Start of EXERCISE INPUT

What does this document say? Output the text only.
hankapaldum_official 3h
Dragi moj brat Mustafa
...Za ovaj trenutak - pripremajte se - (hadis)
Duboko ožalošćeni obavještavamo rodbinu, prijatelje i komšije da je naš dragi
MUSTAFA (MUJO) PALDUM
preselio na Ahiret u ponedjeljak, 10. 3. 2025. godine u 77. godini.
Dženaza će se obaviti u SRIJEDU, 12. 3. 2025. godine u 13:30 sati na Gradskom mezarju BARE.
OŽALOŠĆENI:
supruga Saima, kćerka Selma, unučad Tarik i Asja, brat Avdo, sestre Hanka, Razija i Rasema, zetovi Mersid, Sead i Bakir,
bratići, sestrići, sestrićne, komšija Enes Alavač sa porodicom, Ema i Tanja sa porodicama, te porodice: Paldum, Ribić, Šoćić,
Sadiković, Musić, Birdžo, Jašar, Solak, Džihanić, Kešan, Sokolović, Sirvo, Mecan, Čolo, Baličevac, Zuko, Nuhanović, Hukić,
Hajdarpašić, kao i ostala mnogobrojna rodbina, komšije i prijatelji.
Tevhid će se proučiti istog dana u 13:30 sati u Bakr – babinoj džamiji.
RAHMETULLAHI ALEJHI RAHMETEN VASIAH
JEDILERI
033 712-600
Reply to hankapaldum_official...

End of EXERCISE INPUT

» **WHAT TO PRODUCE**: Extract all the entries word for word.

» **EXERCISE RESULT**:
What does this document say? Output the text only.
hankapaldum_official 3h
Dragi moj brat Mustafa
...Za ovaj trenutak - pripremajte se - (hadis)
Duboko ožalošćeni obavještavamo rodbinu, prijatelje i komšije da je naš dragi
MUSTAFA (MUJO) PALDUM
preselio na Ahiret u ponedjeljak, 10. 3. 2025. godine u 77. godini.
Dženaza će se obaviti u SRIJEDU, 12. 3. 2025. godine u 13:30 sati na Gradskom mezarju BARE.
OŽALOŠĆENI:
supruga Saima, kćerka Selma, unučad Tarik i Asja, brat Avdo, sestre Hanka, Razija i Rasema, zetovi Mersid, Sead i Bakir,
bratići, sestrići, sestrićne, komšija Enes Alavač sa porodicom, Ema i Tanja sa porodicama, te porodice: Paldum, Ribić, Šoćić,
Sadiković, Musić, Birdžo, Jašar, Solak, Džihanić, Kešan, Sokolović, Sirvo, Mecan, Čolo, Baličevac, Zuko, Nuhanović, Hukić,
Hajdarpašić, kao i ostala mnogobrojna rodbina, komšije i prijatelji.
Tevhid će se proučiti istog dana u 13:30 sati u Bakr – babinoj džamiji.
RAHMETULLAHI ALEJHI RAHMETEN VASIAH
JEDILERI
033 712-600
Reply to hankapaldum_official...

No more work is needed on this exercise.